### Given exercise
Keep only the lines where "mapping" appears.
-- Start --
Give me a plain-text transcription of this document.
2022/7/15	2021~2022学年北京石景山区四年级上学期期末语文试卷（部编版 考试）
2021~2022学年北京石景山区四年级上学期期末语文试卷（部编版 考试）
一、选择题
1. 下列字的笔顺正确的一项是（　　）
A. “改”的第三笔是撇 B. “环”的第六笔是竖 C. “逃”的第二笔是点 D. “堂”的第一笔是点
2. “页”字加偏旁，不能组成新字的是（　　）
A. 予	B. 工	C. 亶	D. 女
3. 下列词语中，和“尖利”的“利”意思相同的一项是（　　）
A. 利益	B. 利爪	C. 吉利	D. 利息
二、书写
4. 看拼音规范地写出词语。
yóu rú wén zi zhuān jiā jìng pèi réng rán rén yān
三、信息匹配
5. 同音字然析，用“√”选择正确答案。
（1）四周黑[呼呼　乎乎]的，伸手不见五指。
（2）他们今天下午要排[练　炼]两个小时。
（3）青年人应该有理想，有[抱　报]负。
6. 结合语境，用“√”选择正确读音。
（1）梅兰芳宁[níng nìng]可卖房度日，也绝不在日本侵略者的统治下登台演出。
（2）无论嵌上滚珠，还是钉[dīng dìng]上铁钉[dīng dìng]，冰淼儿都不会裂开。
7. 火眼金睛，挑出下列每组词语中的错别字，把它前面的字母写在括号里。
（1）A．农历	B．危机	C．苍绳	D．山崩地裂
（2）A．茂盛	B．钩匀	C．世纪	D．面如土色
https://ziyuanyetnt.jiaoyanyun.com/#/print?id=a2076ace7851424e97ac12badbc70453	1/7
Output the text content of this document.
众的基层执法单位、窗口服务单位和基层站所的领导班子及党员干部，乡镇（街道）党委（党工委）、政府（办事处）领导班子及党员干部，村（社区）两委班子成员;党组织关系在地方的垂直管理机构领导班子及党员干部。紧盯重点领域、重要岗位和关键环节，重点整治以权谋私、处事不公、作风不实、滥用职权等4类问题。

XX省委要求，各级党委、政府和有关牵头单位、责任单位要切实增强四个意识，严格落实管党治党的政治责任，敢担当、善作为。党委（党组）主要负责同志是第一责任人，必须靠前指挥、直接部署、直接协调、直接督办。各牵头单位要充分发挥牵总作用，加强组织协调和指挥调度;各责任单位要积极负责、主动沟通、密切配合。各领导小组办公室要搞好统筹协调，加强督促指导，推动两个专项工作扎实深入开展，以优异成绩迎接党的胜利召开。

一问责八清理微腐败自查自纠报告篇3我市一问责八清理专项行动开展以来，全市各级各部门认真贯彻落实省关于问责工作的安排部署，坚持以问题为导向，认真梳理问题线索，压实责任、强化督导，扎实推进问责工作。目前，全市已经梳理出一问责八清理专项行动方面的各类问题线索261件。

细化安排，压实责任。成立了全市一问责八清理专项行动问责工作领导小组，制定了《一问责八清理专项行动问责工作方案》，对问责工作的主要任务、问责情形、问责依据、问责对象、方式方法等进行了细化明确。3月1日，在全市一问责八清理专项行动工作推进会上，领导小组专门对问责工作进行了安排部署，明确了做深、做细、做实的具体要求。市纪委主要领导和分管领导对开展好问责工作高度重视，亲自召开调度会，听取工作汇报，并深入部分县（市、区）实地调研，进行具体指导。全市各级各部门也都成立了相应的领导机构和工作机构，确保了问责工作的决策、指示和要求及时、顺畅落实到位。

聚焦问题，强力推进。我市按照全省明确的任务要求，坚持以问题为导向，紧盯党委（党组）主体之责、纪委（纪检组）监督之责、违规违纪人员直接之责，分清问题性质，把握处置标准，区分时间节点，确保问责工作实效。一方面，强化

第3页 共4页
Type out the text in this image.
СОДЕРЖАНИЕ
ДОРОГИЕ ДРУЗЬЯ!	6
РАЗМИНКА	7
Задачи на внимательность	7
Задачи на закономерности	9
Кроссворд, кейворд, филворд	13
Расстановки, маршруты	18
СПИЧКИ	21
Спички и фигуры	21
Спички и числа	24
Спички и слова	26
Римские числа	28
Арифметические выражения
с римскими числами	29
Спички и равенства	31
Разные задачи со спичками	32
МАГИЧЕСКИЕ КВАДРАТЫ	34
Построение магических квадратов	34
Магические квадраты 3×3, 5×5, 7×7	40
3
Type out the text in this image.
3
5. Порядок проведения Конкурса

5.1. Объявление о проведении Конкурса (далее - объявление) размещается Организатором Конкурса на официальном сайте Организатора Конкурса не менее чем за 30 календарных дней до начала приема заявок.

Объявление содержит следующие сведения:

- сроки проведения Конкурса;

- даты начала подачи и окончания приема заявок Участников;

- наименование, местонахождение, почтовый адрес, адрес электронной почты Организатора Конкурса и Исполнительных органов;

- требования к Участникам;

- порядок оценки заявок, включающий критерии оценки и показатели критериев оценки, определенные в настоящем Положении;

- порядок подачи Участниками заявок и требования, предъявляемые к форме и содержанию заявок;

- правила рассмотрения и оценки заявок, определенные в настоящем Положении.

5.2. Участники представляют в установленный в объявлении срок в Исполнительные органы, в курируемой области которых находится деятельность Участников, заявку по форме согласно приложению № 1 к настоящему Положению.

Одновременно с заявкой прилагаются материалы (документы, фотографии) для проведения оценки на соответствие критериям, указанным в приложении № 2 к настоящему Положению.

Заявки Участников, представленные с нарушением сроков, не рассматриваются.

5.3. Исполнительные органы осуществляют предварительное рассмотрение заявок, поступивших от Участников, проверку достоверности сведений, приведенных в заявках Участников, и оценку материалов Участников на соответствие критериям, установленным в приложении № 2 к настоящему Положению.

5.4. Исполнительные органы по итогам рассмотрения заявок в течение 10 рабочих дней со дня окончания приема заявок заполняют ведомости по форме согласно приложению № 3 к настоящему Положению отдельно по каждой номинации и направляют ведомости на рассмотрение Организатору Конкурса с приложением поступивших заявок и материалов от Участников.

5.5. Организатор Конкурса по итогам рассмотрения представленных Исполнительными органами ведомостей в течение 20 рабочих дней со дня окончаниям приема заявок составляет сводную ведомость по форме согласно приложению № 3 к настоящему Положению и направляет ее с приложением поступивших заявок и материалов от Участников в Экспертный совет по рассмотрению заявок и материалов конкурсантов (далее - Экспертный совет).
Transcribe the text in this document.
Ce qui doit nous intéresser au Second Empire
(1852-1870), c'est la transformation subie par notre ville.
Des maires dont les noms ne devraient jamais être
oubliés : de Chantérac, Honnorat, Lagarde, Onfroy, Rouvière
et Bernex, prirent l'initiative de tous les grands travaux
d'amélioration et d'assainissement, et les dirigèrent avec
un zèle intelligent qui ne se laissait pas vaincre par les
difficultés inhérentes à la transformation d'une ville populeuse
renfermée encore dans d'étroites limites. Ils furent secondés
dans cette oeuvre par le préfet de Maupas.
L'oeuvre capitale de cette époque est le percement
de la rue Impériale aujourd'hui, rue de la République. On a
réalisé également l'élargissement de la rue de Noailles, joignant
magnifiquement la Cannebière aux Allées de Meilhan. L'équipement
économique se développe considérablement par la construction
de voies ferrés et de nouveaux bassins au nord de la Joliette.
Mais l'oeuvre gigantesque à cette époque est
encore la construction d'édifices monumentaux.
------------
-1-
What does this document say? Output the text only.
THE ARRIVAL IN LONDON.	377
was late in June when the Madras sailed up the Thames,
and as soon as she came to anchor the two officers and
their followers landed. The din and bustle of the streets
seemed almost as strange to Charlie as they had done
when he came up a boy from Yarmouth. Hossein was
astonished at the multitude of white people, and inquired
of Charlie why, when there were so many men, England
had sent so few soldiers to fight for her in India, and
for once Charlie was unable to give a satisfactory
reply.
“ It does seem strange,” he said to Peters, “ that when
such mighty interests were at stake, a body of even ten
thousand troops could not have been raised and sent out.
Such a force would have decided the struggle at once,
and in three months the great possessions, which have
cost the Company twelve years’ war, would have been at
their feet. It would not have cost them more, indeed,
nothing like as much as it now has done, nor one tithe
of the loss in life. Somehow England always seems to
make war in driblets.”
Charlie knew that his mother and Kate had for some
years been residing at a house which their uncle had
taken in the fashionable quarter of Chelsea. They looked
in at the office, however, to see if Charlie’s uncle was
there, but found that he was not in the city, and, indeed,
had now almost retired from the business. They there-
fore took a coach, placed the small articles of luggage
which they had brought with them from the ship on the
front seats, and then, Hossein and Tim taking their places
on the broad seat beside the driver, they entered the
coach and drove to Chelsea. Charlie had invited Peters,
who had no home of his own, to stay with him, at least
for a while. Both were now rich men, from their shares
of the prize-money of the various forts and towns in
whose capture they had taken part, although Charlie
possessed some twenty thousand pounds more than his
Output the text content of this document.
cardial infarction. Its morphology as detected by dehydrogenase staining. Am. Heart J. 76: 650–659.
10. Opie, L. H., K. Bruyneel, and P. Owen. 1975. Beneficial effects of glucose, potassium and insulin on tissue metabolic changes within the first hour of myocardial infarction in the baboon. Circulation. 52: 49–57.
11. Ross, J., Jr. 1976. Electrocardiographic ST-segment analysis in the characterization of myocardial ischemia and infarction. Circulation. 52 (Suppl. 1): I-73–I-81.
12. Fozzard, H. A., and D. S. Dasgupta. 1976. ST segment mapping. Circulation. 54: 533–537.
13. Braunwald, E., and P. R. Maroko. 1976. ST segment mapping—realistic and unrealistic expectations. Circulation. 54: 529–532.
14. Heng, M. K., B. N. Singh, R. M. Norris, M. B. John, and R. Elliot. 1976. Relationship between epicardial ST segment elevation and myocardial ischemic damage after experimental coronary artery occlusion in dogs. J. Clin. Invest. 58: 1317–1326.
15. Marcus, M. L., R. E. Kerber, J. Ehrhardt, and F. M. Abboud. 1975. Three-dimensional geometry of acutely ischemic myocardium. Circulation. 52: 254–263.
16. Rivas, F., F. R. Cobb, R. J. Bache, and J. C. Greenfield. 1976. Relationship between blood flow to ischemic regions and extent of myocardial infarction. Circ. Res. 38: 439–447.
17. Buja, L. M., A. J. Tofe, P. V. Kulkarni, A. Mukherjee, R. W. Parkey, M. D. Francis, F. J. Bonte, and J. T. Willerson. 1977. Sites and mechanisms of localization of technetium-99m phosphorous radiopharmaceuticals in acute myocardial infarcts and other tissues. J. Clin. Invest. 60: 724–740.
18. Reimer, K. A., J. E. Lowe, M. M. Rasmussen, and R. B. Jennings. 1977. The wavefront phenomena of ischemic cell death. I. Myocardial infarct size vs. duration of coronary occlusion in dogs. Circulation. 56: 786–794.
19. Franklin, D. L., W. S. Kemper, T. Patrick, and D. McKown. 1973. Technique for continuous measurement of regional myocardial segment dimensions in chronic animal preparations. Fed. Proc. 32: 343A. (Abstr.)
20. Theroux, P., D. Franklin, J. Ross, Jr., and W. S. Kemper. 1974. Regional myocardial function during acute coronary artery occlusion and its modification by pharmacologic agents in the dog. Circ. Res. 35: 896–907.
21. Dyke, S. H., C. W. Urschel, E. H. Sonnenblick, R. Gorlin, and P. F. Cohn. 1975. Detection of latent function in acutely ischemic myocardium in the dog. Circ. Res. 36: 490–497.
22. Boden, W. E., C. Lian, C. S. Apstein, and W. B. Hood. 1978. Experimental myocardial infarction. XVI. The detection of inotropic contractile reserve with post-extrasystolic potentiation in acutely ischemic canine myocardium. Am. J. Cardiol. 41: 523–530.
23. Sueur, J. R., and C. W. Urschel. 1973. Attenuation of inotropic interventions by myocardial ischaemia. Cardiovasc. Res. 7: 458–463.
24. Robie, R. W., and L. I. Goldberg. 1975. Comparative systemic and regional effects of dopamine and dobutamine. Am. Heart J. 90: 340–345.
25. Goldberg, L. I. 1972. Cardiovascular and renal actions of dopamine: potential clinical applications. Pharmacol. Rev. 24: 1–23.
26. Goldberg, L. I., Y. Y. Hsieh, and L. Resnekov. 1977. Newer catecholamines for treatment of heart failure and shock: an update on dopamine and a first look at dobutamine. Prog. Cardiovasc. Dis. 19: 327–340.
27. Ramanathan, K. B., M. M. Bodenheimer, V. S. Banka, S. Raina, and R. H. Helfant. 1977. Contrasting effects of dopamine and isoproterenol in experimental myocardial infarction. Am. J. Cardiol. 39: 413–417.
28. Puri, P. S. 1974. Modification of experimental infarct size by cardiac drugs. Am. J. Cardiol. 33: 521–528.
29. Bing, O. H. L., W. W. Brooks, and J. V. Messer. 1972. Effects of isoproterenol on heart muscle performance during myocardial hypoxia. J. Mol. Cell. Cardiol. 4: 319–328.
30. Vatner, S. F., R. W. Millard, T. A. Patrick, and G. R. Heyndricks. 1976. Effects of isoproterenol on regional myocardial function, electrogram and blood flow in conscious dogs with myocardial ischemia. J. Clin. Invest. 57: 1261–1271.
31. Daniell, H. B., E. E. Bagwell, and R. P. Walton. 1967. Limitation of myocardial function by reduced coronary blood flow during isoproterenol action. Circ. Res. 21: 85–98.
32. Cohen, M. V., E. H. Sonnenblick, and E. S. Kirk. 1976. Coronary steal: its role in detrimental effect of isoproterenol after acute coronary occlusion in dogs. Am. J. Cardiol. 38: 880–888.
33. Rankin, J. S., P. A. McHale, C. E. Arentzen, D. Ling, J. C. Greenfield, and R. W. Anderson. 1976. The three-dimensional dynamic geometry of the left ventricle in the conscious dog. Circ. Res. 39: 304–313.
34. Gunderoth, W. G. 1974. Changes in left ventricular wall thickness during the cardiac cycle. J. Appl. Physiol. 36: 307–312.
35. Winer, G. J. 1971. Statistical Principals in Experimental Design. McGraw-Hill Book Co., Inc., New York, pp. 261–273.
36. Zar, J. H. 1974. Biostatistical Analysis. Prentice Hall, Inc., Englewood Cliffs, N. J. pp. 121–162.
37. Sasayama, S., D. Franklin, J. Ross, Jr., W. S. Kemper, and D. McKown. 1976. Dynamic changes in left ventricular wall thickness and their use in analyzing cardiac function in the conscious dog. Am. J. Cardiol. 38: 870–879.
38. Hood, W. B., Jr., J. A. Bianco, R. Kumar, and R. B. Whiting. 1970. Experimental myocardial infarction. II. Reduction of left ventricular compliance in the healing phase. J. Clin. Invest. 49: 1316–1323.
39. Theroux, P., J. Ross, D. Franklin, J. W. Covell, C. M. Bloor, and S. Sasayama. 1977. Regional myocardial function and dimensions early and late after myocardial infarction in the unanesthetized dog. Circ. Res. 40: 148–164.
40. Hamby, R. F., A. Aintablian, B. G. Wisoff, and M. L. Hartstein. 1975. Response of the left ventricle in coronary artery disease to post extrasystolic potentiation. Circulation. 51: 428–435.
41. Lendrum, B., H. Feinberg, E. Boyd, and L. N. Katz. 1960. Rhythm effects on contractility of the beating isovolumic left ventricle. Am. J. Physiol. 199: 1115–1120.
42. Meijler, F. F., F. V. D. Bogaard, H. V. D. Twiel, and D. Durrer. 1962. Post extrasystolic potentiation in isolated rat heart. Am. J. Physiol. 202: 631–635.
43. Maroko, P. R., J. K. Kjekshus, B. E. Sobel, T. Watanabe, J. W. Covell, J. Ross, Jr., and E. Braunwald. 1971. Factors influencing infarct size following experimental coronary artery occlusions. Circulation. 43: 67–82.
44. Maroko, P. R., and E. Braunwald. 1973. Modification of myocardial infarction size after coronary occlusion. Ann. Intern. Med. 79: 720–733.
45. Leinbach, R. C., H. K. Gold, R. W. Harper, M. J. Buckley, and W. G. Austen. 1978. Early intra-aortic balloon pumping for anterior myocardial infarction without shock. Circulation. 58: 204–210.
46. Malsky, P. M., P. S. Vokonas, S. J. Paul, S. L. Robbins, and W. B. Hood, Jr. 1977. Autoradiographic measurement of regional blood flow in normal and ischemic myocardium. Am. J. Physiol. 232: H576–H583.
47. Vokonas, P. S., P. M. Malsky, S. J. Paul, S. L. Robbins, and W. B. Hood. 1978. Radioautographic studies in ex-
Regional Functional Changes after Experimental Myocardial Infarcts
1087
-- End --
### Expected output
12. Fozzard, H. A., and D. S. Dasgupta. 1976. ST segment mapping. Circulation. 54: 533–537.
13. Braunwald, E., and P. R. Maroko. 1976. ST segment mapping—realistic and unrealistic expectations. Circulation. 54: 529–532.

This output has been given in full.